Aim: Every entry below must be repeated exactly; skip the pictures.

## BEGIN Record set

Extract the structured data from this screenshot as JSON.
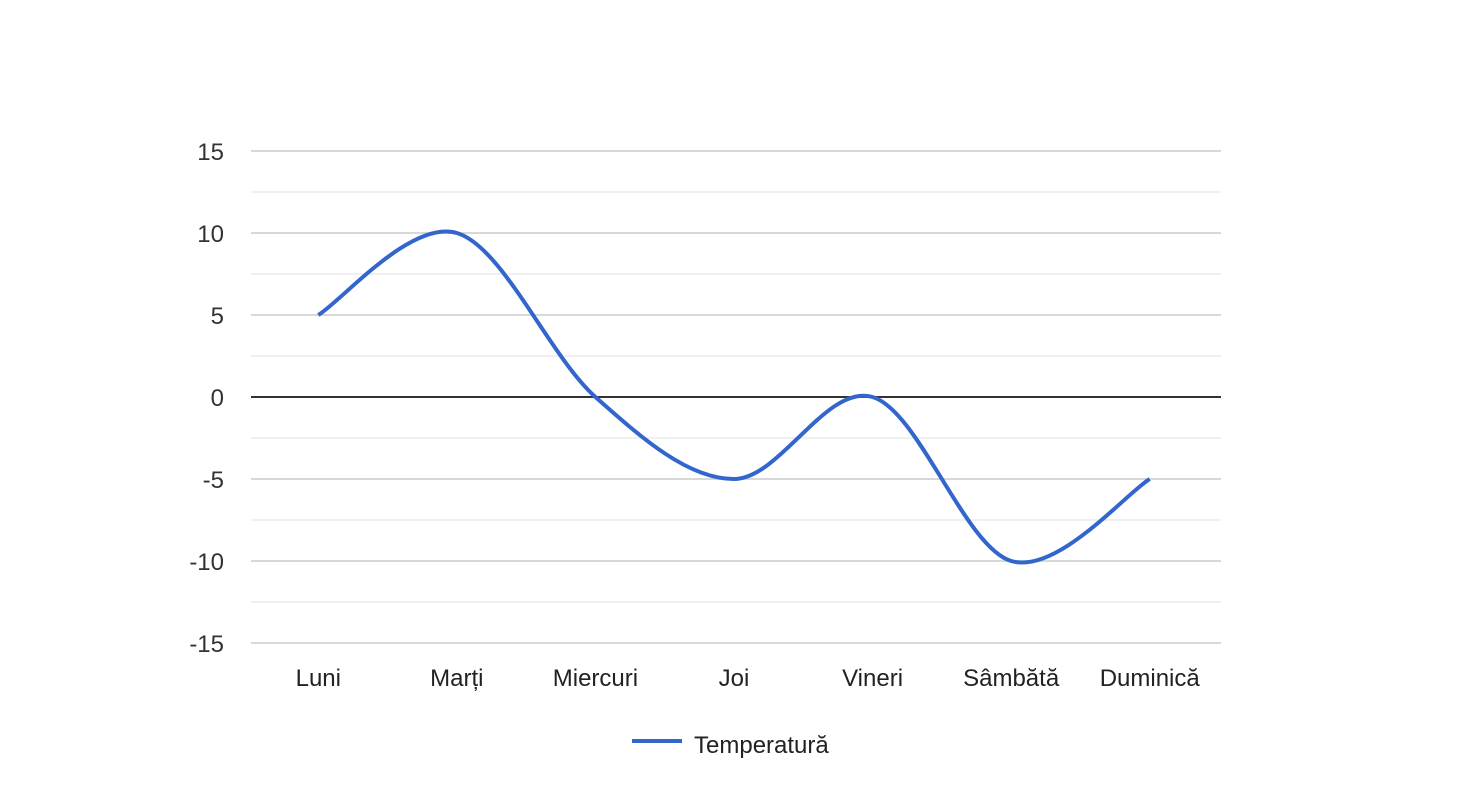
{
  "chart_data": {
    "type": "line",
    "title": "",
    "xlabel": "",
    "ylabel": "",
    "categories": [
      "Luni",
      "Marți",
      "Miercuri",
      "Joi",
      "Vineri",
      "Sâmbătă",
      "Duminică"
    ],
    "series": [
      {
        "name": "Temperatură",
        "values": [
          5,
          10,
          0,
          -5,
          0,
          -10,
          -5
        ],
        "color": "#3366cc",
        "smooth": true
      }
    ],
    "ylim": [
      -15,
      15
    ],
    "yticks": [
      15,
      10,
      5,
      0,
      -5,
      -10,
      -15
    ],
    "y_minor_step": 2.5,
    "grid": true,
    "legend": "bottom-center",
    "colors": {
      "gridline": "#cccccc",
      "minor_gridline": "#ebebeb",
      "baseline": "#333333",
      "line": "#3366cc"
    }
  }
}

## END Record set

Response to this task:
Extract the structured data from this screenshot as JSON.
{
  "chart_data": {
    "type": "line",
    "title": "",
    "xlabel": "",
    "ylabel": "",
    "categories": [
      "Luni",
      "Marți",
      "Miercuri",
      "Joi",
      "Vineri",
      "Sâmbătă",
      "Duminică"
    ],
    "series": [
      {
        "name": "Temperatură",
        "values": [
          5,
          10,
          0,
          -5,
          0,
          -10,
          -5
        ],
        "color": "#3366cc",
        "smooth": true
      }
    ],
    "ylim": [
      -15,
      15
    ],
    "yticks": [
      15,
      10,
      5,
      0,
      -5,
      -10,
      -15
    ],
    "y_minor_step": 2.5,
    "grid": true,
    "legend": "bottom-center",
    "colors": {
      "gridline": "#cccccc",
      "minor_gridline": "#ebebeb",
      "baseline": "#333333",
      "line": "#3366cc"
    }
  }
}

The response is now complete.